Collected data

◇ ◇ ◇ ◇ ◇ ◇ ◇

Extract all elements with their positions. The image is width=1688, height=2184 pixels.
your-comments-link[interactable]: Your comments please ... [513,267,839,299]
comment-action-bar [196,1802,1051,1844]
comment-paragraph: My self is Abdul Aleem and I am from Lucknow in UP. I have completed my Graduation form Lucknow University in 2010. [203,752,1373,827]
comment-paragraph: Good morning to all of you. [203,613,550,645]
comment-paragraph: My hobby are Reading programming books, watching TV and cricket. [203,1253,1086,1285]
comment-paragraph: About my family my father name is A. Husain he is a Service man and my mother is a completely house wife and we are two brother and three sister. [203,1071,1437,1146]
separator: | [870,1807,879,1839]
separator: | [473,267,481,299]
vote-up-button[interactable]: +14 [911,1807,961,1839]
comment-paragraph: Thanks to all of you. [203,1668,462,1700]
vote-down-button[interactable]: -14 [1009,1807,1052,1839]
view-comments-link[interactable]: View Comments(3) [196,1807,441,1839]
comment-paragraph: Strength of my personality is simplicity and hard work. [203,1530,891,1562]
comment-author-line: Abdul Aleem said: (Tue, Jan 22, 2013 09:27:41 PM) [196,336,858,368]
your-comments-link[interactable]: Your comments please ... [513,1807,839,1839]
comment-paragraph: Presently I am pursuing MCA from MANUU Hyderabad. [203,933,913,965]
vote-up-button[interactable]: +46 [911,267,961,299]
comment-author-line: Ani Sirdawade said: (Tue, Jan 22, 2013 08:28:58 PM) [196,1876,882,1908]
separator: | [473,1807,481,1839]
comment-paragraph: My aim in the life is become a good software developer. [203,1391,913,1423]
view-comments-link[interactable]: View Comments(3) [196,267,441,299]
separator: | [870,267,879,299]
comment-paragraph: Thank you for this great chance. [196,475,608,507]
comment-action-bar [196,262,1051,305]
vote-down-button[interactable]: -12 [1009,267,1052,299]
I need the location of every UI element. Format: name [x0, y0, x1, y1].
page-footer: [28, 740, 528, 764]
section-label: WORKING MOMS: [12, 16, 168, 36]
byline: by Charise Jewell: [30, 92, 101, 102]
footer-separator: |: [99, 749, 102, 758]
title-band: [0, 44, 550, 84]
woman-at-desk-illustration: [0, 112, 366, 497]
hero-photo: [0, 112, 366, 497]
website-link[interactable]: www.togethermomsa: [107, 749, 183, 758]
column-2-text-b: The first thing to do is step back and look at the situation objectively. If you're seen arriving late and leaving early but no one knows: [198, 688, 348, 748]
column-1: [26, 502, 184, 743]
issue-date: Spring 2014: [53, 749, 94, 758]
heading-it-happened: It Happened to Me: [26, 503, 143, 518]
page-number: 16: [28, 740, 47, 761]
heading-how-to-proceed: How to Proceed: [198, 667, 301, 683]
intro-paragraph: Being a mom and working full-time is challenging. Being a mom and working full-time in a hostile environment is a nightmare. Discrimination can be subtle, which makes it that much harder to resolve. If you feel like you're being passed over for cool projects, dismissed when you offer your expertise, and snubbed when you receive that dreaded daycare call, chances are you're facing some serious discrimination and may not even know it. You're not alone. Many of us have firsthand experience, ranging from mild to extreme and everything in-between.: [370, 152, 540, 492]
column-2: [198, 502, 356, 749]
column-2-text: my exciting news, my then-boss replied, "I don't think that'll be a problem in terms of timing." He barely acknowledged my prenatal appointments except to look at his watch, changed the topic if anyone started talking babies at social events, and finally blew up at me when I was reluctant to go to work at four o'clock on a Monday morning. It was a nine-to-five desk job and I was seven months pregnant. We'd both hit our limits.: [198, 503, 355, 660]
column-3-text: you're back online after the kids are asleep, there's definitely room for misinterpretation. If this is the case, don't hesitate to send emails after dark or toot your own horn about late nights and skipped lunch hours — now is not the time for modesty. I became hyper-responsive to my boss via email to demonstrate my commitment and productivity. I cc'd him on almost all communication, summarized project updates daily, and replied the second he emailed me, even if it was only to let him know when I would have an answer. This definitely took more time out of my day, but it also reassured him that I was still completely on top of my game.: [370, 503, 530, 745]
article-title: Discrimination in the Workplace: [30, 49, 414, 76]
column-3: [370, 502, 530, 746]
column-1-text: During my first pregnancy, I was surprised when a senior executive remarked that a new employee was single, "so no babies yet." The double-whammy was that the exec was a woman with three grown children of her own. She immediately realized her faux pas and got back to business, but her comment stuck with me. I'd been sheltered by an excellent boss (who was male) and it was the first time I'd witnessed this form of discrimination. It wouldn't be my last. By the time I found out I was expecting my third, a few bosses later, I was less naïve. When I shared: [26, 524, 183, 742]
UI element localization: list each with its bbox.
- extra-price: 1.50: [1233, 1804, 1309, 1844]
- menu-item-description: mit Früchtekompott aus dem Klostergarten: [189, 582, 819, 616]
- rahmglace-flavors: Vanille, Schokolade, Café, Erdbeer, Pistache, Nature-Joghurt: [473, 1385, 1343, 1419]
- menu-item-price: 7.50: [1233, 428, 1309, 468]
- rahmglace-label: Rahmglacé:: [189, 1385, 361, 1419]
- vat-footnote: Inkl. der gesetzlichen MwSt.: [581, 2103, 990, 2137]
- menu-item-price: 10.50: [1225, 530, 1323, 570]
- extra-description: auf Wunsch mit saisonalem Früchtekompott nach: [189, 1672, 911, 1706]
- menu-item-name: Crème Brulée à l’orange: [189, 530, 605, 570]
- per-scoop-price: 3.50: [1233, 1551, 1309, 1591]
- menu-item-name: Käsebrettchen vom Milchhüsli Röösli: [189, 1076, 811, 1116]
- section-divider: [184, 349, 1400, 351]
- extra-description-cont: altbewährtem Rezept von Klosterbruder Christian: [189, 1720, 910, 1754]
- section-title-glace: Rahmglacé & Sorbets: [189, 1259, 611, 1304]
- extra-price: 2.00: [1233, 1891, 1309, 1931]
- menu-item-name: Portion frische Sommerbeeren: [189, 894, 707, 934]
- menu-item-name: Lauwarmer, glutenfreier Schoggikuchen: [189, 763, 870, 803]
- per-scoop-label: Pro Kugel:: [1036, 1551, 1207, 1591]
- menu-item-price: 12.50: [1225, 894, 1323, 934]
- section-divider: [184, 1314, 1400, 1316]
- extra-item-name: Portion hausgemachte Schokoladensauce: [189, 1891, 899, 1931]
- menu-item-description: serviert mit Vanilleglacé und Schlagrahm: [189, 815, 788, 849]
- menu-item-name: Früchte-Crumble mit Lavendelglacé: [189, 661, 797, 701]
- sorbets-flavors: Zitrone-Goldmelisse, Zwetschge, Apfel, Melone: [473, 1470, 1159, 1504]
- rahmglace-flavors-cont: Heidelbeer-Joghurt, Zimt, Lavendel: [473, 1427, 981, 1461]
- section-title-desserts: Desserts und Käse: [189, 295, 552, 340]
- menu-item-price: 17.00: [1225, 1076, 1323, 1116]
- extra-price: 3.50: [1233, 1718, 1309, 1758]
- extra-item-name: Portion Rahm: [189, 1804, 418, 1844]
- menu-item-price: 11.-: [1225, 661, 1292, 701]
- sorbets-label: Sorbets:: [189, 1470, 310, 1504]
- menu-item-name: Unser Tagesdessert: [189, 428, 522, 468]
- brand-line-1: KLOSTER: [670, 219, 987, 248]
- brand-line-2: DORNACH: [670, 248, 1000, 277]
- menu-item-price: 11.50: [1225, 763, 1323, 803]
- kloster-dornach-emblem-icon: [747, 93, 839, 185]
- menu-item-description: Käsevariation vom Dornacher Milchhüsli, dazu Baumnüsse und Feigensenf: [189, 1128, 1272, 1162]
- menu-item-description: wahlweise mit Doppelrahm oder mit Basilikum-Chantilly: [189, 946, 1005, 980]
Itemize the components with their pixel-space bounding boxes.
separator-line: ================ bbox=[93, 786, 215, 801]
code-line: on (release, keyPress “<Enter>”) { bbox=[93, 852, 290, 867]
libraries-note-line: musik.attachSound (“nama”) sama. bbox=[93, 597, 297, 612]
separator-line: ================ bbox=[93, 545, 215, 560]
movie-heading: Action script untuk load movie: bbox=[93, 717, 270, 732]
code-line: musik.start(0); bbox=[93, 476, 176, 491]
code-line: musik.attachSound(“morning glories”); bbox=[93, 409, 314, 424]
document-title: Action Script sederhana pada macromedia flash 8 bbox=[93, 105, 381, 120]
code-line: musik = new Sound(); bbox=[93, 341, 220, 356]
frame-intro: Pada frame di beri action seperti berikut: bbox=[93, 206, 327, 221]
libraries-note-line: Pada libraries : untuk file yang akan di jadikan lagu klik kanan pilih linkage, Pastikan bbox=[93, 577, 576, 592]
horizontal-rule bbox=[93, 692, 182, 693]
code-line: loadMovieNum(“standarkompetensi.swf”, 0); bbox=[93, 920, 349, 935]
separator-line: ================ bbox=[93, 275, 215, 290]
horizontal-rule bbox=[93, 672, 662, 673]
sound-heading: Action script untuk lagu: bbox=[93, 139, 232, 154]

◇ ◇ ◇ ◇ ◇ ◇ ◇

> **Exercise instructions**
Update the items from the start through the line containing "comment-action-bar [196,1802,1051,1844]" by replacing "positions" with "locations" and leaving everything else unchanged.

> **Solution**
Extract all elements with their locations. The image is width=1688, height=2184 pixels.
your-comments-link[interactable]: Your comments please ... [513,267,839,299]
comment-action-bar [196,1802,1051,1844]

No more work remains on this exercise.